▶ Written exercise
Return all of the entries exactly, with nothing added or left out.

Stored data
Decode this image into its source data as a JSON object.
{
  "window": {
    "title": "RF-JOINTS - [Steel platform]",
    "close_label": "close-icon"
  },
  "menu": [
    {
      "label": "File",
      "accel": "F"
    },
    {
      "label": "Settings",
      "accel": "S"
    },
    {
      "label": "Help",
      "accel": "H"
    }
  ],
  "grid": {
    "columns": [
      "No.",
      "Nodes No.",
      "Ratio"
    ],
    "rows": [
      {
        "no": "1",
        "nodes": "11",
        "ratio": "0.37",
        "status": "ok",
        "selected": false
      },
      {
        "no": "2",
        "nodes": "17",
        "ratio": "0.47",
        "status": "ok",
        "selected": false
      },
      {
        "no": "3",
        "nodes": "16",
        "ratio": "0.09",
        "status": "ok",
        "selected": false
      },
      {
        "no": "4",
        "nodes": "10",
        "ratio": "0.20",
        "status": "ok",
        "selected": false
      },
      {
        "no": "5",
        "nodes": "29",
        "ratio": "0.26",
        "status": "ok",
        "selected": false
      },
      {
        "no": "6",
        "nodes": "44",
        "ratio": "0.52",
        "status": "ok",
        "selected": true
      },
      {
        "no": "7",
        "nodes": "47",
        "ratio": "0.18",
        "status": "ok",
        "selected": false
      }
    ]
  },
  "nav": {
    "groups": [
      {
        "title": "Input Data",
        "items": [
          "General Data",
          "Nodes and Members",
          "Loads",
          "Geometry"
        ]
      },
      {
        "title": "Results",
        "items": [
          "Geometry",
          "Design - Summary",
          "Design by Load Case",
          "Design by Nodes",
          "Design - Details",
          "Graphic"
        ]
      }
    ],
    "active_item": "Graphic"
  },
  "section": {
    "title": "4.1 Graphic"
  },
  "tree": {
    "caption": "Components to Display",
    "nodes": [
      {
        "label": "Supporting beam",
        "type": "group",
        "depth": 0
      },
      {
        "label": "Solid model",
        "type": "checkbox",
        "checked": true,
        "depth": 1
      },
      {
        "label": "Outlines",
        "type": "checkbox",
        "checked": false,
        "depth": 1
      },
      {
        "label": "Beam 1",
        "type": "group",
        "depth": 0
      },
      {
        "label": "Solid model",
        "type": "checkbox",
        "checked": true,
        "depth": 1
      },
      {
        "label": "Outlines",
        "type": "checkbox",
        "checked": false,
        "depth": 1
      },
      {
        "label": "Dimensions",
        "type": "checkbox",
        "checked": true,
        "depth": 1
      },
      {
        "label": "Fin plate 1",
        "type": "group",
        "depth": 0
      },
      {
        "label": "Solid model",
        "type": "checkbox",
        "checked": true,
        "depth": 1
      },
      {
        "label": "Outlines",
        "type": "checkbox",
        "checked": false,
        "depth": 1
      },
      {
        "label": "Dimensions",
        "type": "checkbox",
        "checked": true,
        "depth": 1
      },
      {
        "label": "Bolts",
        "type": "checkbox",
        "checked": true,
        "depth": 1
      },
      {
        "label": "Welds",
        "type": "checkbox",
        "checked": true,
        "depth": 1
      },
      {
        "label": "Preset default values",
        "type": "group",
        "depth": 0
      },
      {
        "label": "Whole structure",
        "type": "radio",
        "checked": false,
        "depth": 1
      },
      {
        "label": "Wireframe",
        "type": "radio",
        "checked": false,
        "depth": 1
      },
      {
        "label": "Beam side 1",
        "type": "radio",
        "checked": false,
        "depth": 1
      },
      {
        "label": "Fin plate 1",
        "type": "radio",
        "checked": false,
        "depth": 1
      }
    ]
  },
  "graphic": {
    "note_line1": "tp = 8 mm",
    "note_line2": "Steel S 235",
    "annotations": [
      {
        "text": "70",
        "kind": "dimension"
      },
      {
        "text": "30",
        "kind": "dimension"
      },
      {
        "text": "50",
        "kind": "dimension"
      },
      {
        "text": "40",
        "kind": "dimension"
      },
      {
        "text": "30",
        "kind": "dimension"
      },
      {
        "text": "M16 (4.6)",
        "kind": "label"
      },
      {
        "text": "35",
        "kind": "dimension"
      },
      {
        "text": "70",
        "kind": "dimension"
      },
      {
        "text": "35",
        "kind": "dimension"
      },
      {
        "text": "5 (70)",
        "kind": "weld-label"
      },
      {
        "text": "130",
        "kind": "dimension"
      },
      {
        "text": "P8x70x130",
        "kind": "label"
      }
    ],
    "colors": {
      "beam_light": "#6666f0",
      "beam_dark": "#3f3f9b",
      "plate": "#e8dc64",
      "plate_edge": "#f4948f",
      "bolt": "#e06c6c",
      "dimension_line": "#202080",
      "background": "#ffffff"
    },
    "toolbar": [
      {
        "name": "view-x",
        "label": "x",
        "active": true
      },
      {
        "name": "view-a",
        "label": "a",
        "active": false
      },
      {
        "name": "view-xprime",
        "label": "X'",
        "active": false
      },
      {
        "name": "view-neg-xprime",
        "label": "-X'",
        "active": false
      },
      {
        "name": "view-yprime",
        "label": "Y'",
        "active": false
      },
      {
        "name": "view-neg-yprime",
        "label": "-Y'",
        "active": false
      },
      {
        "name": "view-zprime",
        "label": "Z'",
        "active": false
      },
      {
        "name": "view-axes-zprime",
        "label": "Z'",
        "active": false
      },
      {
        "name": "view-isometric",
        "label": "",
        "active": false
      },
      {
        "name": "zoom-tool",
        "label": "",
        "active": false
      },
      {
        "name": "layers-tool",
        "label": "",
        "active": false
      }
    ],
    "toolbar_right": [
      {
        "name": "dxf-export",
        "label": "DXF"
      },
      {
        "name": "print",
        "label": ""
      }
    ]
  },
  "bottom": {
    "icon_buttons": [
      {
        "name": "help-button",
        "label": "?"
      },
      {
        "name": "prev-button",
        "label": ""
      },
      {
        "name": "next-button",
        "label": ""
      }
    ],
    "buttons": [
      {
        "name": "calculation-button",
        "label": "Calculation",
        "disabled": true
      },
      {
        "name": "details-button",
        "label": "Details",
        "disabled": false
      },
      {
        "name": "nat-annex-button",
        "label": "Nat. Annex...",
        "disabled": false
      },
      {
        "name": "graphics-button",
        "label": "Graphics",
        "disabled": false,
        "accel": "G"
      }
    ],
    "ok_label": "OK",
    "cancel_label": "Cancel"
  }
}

▶ Finished answer
Decode this image into its source data as a JSON object.
{
  "window": {
    "title": "RF-JOINTS - [Steel platform]",
    "close_label": "close-icon"
  },
  "menu": [
    {
      "label": "File",
      "accel": "F"
    },
    {
      "label": "Settings",
      "accel": "S"
    },
    {
      "label": "Help",
      "accel": "H"
    }
  ],
  "grid": {
    "columns": [
      "No.",
      "Nodes No.",
      "Ratio"
    ],
    "rows": [
      {
        "no": "1",
        "nodes": "11",
        "ratio": "0.37",
        "status": "ok",
        "selected": false
      },
      {
        "no": "2",
        "nodes": "17",
        "ratio": "0.47",
        "status": "ok",
        "selected": false
      },
      {
        "no": "3",
        "nodes": "16",
        "ratio": "0.09",
        "status": "ok",
        "selected": false
      },
      {
        "no": "4",
        "nodes": "10",
        "ratio": "0.20",
        "status": "ok",
        "selected": false
      },
      {
        "no": "5",
        "nodes": "29",
        "ratio": "0.26",
        "status": "ok",
        "selected": false
      },
      {
        "no": "6",
        "nodes": "44",
        "ratio": "0.52",
        "status": "ok",
        "selected": true
      },
      {
        "no": "7",
        "nodes": "47",
        "ratio": "0.18",
        "status": "ok",
        "selected": false
      }
    ]
  },
  "nav": {
    "groups": [
      {
        "title": "Input Data",
        "items": [
          "General Data",
          "Nodes and Members",
          "Loads",
          "Geometry"
        ]
      },
      {
        "title": "Results",
        "items": [
          "Geometry",
          "Design - Summary",
          "Design by Load Case",
          "Design by Nodes",
          "Design - Details",
          "Graphic"
        ]
      }
    ],
    "active_item": "Graphic"
  },
  "section": {
    "title": "4.1 Graphic"
  },
  "tree": {
    "caption": "Components to Display",
    "nodes": [
      {
        "label": "Supporting beam",
        "type": "group",
        "depth": 0
      },
      {
        "label": "Solid model",
        "type": "checkbox",
        "checked": true,
        "depth": 1
      },
      {
        "label": "Outlines",
        "type": "checkbox",
        "checked": false,
        "depth": 1
      },
      {
        "label": "Beam 1",
        "type": "group",
        "depth": 0
      },
      {
        "label": "Solid model",
        "type": "checkbox",
        "checked": true,
        "depth": 1
      },
      {
        "label": "Outlines",
        "type": "checkbox",
        "checked": false,
        "depth": 1
      },
      {
        "label": "Dimensions",
        "type": "checkbox",
        "checked": true,
        "depth": 1
      },
      {
        "label": "Fin plate 1",
        "type": "group",
        "depth": 0
      },
      {
        "label": "Solid model",
        "type": "checkbox",
        "checked": true,
        "depth": 1
      },
      {
        "label": "Outlines",
        "type": "checkbox",
        "checked": false,
        "depth": 1
      },
      {
        "label": "Dimensions",
        "type": "checkbox",
        "checked": true,
        "depth": 1
      },
      {
        "label": "Bolts",
        "type": "checkbox",
        "checked": true,
        "depth": 1
      },
      {
        "label": "Welds",
        "type": "checkbox",
        "checked": true,
        "depth": 1
      },
      {
        "label": "Preset default values",
        "type": "group",
        "depth": 0
      },
      {
        "label": "Whole structure",
        "type": "radio",
        "checked": false,
        "depth": 1
      },
      {
        "label": "Wireframe",
        "type": "radio",
        "checked": false,
        "depth": 1
      },
      {
        "label": "Beam side 1",
        "type": "radio",
        "checked": false,
        "depth": 1
      },
      {
        "label": "Fin plate 1",
        "type": "radio",
        "checked": false,
        "depth": 1
      }
    ]
  },
  "graphic": {
    "note_line1": "tp = 8 mm",
    "note_line2": "Steel S 235",
    "annotations": [
      {
        "text": "70",
        "kind": "dimension"
      },
      {
        "text": "30",
        "kind": "dimension"
      },
      {
        "text": "50",
        "kind": "dimension"
      },
      {
        "text": "40",
        "kind": "dimension"
      },
      {
        "text": "30",
        "kind": "dimension"
      },
      {
        "text": "M16 (4.6)",
        "kind": "label"
      },
      {
        "text": "35",
        "kind": "dimension"
      },
      {
        "text": "70",
        "kind": "dimension"
      },
      {
        "text": "35",
        "kind": "dimension"
      },
      {
        "text": "5 (70)",
        "kind": "weld-label"
      },
      {
        "text": "130",
        "kind": "dimension"
      },
      {
        "text": "P8x70x130",
        "kind": "label"
      }
    ],
    "colors": {
      "beam_light": "#6666f0",
      "beam_dark": "#3f3f9b",
      "plate": "#e8dc64",
      "plate_edge": "#f4948f",
      "bolt": "#e06c6c",
      "dimension_line": "#202080",
      "background": "#ffffff"
    },
    "toolbar": [
      {
        "name": "view-x",
        "label": "x",
        "active": true
      },
      {
        "name": "view-a",
        "label": "a",
        "active": false
      },
      {
        "name": "view-xprime",
        "label": "X'",
        "active": false
      },
      {
        "name": "view-neg-xprime",
        "label": "-X'",
        "active": false
      },
      {
        "name": "view-yprime",
        "label": "Y'",
        "active": false
      },
      {
        "name": "view-neg-yprime",
        "label": "-Y'",
        "active": false
      },
      {
        "name": "view-zprime",
        "label": "Z'",
        "active": false
      },
      {
        "name": "view-axes-zprime",
        "label": "Z'",
        "active": false
      },
      {
        "name": "view-isometric",
        "label": "",
        "active": false
      },
      {
        "name": "zoom-tool",
        "label": "",
        "active": false
      },
      {
        "name": "layers-tool",
        "label": "",
        "active": false
      }
    ],
    "toolbar_right": [
      {
        "name": "dxf-export",
        "label": "DXF"
      },
      {
        "name": "print",
        "label": ""
      }
    ]
  },
  "bottom": {
    "icon_buttons": [
      {
        "name": "help-button",
        "label": "?"
      },
      {
        "name": "prev-button",
        "label": ""
      },
      {
        "name": "next-button",
        "label": ""
      }
    ],
    "buttons": [
      {
        "name": "calculation-button",
        "label": "Calculation",
        "disabled": true
      },
      {
        "name": "details-button",
        "label": "Details",
        "disabled": false
      },
      {
        "name": "nat-annex-button",
        "label": "Nat. Annex...",
        "disabled": false
      },
      {
        "name": "graphics-button",
        "label": "Graphics",
        "disabled": false,
        "accel": "G"
      }
    ],
    "ok_label": "OK",
    "cancel_label": "Cancel"
  }
}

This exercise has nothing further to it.